### PROVIDED ENTRIES ###

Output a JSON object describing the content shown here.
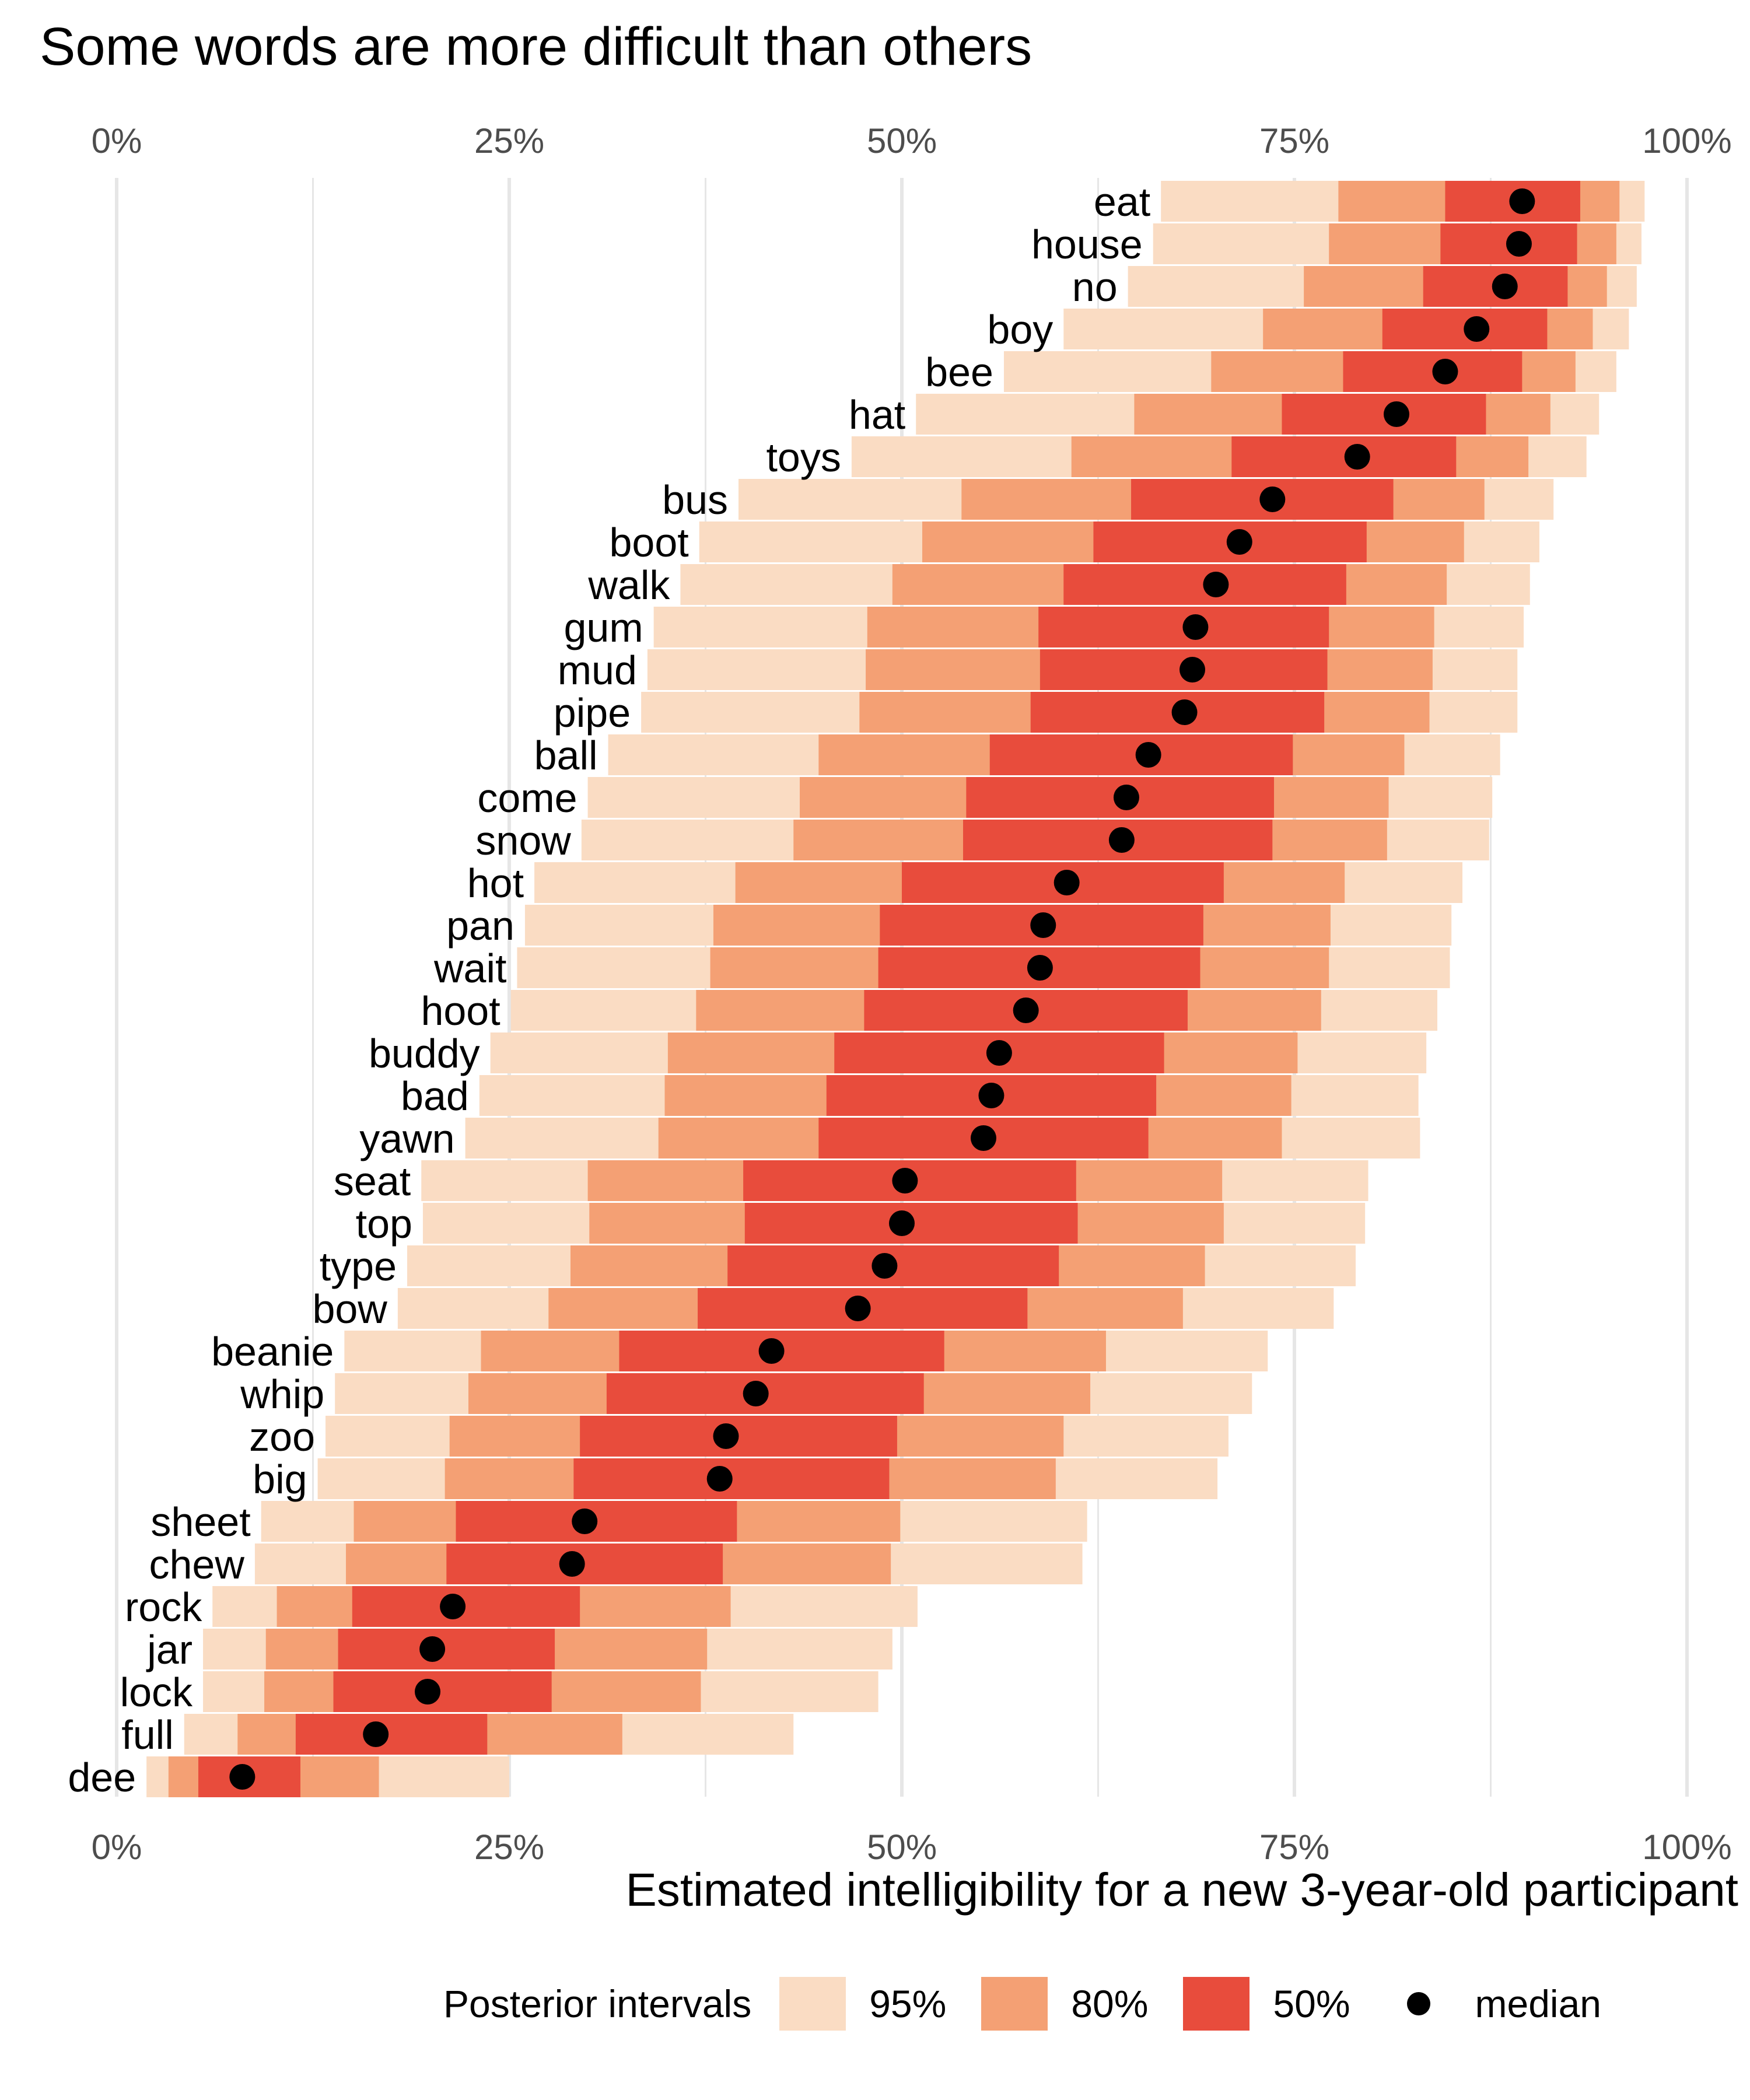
{
  "colors": {
    "ci95": "#fadcc3",
    "ci80": "#f4a074",
    "ci50": "#e84c3c",
    "median": "#000000",
    "grid": "#e6e6e6"
  },
  "chart_data": {
    "type": "interval",
    "title": "Some words are more difficult than others",
    "xlabel": "Estimated intelligibility for a new 3-year-old participant",
    "ylabel": "",
    "xlim": [
      0,
      1
    ],
    "x_ticks": [
      0,
      0.25,
      0.5,
      0.75,
      1
    ],
    "x_tick_labels": [
      "0%",
      "25%",
      "50%",
      "75%",
      "100%"
    ],
    "x_axis_position": "top and bottom",
    "grid": true,
    "legend": {
      "title": "Posterior intervals",
      "placement": "bottom",
      "items": [
        {
          "key": "ci95",
          "label": "95%"
        },
        {
          "key": "ci80",
          "label": "80%"
        },
        {
          "key": "ci50",
          "label": "50%"
        },
        {
          "key": "median",
          "label": "median"
        }
      ]
    },
    "words": [
      {
        "word": "eat",
        "l95": 0.665,
        "l80": 0.778,
        "l50": 0.846,
        "median": 0.895,
        "u50": 0.932,
        "u80": 0.957,
        "u95": 0.973
      },
      {
        "word": "house",
        "l95": 0.66,
        "l80": 0.772,
        "l50": 0.843,
        "median": 0.893,
        "u50": 0.93,
        "u80": 0.955,
        "u95": 0.971
      },
      {
        "word": "no",
        "l95": 0.644,
        "l80": 0.756,
        "l50": 0.832,
        "median": 0.884,
        "u50": 0.924,
        "u80": 0.949,
        "u95": 0.968
      },
      {
        "word": "boy",
        "l95": 0.603,
        "l80": 0.73,
        "l50": 0.806,
        "median": 0.866,
        "u50": 0.911,
        "u80": 0.94,
        "u95": 0.963
      },
      {
        "word": "bee",
        "l95": 0.565,
        "l80": 0.697,
        "l50": 0.781,
        "median": 0.846,
        "u50": 0.895,
        "u80": 0.929,
        "u95": 0.955
      },
      {
        "word": "hat",
        "l95": 0.509,
        "l80": 0.648,
        "l50": 0.742,
        "median": 0.815,
        "u50": 0.872,
        "u80": 0.913,
        "u95": 0.944
      },
      {
        "word": "toys",
        "l95": 0.468,
        "l80": 0.608,
        "l50": 0.71,
        "median": 0.79,
        "u50": 0.853,
        "u80": 0.899,
        "u95": 0.936
      },
      {
        "word": "bus",
        "l95": 0.396,
        "l80": 0.538,
        "l50": 0.646,
        "median": 0.736,
        "u50": 0.813,
        "u80": 0.871,
        "u95": 0.915
      },
      {
        "word": "boot",
        "l95": 0.371,
        "l80": 0.513,
        "l50": 0.622,
        "median": 0.715,
        "u50": 0.796,
        "u80": 0.858,
        "u95": 0.906
      },
      {
        "word": "walk",
        "l95": 0.359,
        "l80": 0.494,
        "l50": 0.603,
        "median": 0.7,
        "u50": 0.783,
        "u80": 0.847,
        "u95": 0.9
      },
      {
        "word": "gum",
        "l95": 0.342,
        "l80": 0.478,
        "l50": 0.587,
        "median": 0.687,
        "u50": 0.772,
        "u80": 0.839,
        "u95": 0.896
      },
      {
        "word": "mud",
        "l95": 0.338,
        "l80": 0.477,
        "l50": 0.588,
        "median": 0.685,
        "u50": 0.771,
        "u80": 0.838,
        "u95": 0.892
      },
      {
        "word": "pipe",
        "l95": 0.334,
        "l80": 0.473,
        "l50": 0.582,
        "median": 0.68,
        "u50": 0.769,
        "u80": 0.836,
        "u95": 0.892
      },
      {
        "word": "ball",
        "l95": 0.313,
        "l80": 0.447,
        "l50": 0.556,
        "median": 0.657,
        "u50": 0.749,
        "u80": 0.82,
        "u95": 0.881
      },
      {
        "word": "come",
        "l95": 0.3,
        "l80": 0.435,
        "l50": 0.541,
        "median": 0.643,
        "u50": 0.737,
        "u80": 0.81,
        "u95": 0.876
      },
      {
        "word": "snow",
        "l95": 0.296,
        "l80": 0.431,
        "l50": 0.539,
        "median": 0.64,
        "u50": 0.736,
        "u80": 0.809,
        "u95": 0.874
      },
      {
        "word": "hot",
        "l95": 0.266,
        "l80": 0.394,
        "l50": 0.5,
        "median": 0.605,
        "u50": 0.705,
        "u80": 0.782,
        "u95": 0.857
      },
      {
        "word": "pan",
        "l95": 0.26,
        "l80": 0.38,
        "l50": 0.486,
        "median": 0.59,
        "u50": 0.692,
        "u80": 0.773,
        "u95": 0.85
      },
      {
        "word": "wait",
        "l95": 0.255,
        "l80": 0.378,
        "l50": 0.485,
        "median": 0.588,
        "u50": 0.69,
        "u80": 0.772,
        "u95": 0.849
      },
      {
        "word": "hoot",
        "l95": 0.251,
        "l80": 0.369,
        "l50": 0.476,
        "median": 0.579,
        "u50": 0.682,
        "u80": 0.767,
        "u95": 0.841
      },
      {
        "word": "buddy",
        "l95": 0.238,
        "l80": 0.351,
        "l50": 0.457,
        "median": 0.562,
        "u50": 0.667,
        "u80": 0.752,
        "u95": 0.834
      },
      {
        "word": "bad",
        "l95": 0.231,
        "l80": 0.349,
        "l50": 0.452,
        "median": 0.557,
        "u50": 0.662,
        "u80": 0.748,
        "u95": 0.829
      },
      {
        "word": "yawn",
        "l95": 0.222,
        "l80": 0.345,
        "l50": 0.447,
        "median": 0.552,
        "u50": 0.657,
        "u80": 0.742,
        "u95": 0.83
      },
      {
        "word": "seat",
        "l95": 0.194,
        "l80": 0.3,
        "l50": 0.399,
        "median": 0.502,
        "u50": 0.611,
        "u80": 0.704,
        "u95": 0.797
      },
      {
        "word": "top",
        "l95": 0.195,
        "l80": 0.301,
        "l50": 0.4,
        "median": 0.5,
        "u50": 0.612,
        "u80": 0.705,
        "u95": 0.795
      },
      {
        "word": "type",
        "l95": 0.185,
        "l80": 0.289,
        "l50": 0.389,
        "median": 0.489,
        "u50": 0.6,
        "u80": 0.693,
        "u95": 0.789
      },
      {
        "word": "bow",
        "l95": 0.179,
        "l80": 0.275,
        "l50": 0.37,
        "median": 0.472,
        "u50": 0.58,
        "u80": 0.679,
        "u95": 0.775
      },
      {
        "word": "beanie",
        "l95": 0.145,
        "l80": 0.232,
        "l50": 0.32,
        "median": 0.417,
        "u50": 0.527,
        "u80": 0.63,
        "u95": 0.733
      },
      {
        "word": "whip",
        "l95": 0.139,
        "l80": 0.224,
        "l50": 0.312,
        "median": 0.407,
        "u50": 0.514,
        "u80": 0.62,
        "u95": 0.723
      },
      {
        "word": "zoo",
        "l95": 0.133,
        "l80": 0.212,
        "l50": 0.295,
        "median": 0.388,
        "u50": 0.497,
        "u80": 0.603,
        "u95": 0.708
      },
      {
        "word": "big",
        "l95": 0.128,
        "l80": 0.209,
        "l50": 0.291,
        "median": 0.384,
        "u50": 0.492,
        "u80": 0.598,
        "u95": 0.701
      },
      {
        "word": "sheet",
        "l95": 0.092,
        "l80": 0.151,
        "l50": 0.216,
        "median": 0.298,
        "u50": 0.395,
        "u80": 0.499,
        "u95": 0.618
      },
      {
        "word": "chew",
        "l95": 0.088,
        "l80": 0.146,
        "l50": 0.21,
        "median": 0.29,
        "u50": 0.386,
        "u80": 0.493,
        "u95": 0.615
      },
      {
        "word": "rock",
        "l95": 0.061,
        "l80": 0.102,
        "l50": 0.15,
        "median": 0.214,
        "u50": 0.295,
        "u80": 0.391,
        "u95": 0.51
      },
      {
        "word": "jar",
        "l95": 0.055,
        "l80": 0.095,
        "l50": 0.141,
        "median": 0.201,
        "u50": 0.279,
        "u80": 0.376,
        "u95": 0.494
      },
      {
        "word": "lock",
        "l95": 0.055,
        "l80": 0.094,
        "l50": 0.138,
        "median": 0.198,
        "u50": 0.277,
        "u80": 0.372,
        "u95": 0.485
      },
      {
        "word": "full",
        "l95": 0.043,
        "l80": 0.077,
        "l50": 0.114,
        "median": 0.165,
        "u50": 0.236,
        "u80": 0.322,
        "u95": 0.431
      },
      {
        "word": "dee",
        "l95": 0.019,
        "l80": 0.033,
        "l50": 0.052,
        "median": 0.08,
        "u50": 0.117,
        "u80": 0.167,
        "u95": 0.25
      }
    ]
  }
}
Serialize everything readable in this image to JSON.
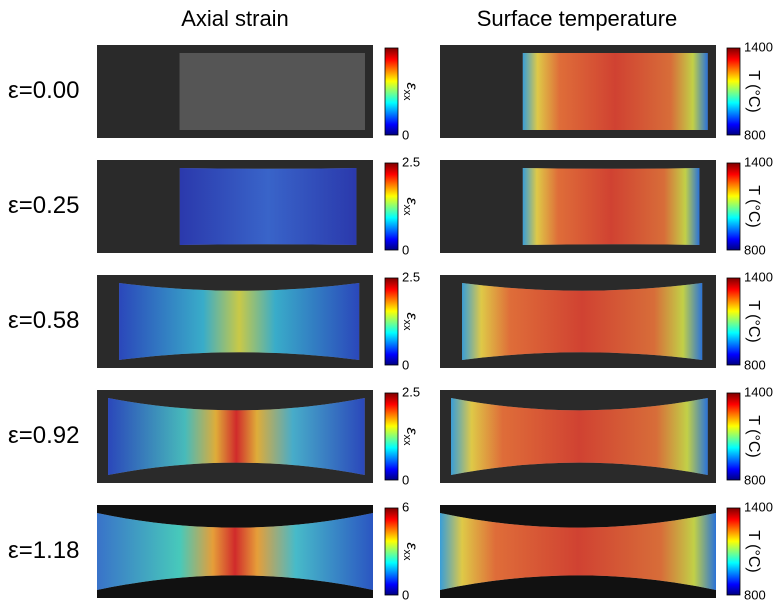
{
  "columns": [
    "Axial strain",
    "Surface temperature"
  ],
  "strain_label": {
    "symbol": "ε",
    "subscript": "xx"
  },
  "temperature_label": "T (°C)",
  "rows": [
    {
      "label": "ε=0.00",
      "strain_scale": {
        "min": 0
      },
      "temperature_scale": {
        "max": 1400,
        "min": 800
      }
    },
    {
      "label": "ε=0.25",
      "strain_scale": {
        "max": 2.5,
        "min": 0
      },
      "temperature_scale": {
        "max": 1400,
        "min": 800
      }
    },
    {
      "label": "ε=0.58",
      "strain_scale": {
        "max": 2.5,
        "min": 0
      },
      "temperature_scale": {
        "max": 1400,
        "min": 800
      }
    },
    {
      "label": "ε=0.92",
      "strain_scale": {
        "max": 2.5,
        "min": 0
      },
      "temperature_scale": {
        "max": 1400,
        "min": 800
      }
    },
    {
      "label": "ε=1.18",
      "strain_scale": {
        "max": 6,
        "min": 0
      },
      "temperature_scale": {
        "max": 1400,
        "min": 800
      }
    }
  ]
}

###

Identify and copy the lines holding the word "words".

SOLUTION TO THIS EXERCISE:
    "title": "Some words are more difficult than others",
    "words": [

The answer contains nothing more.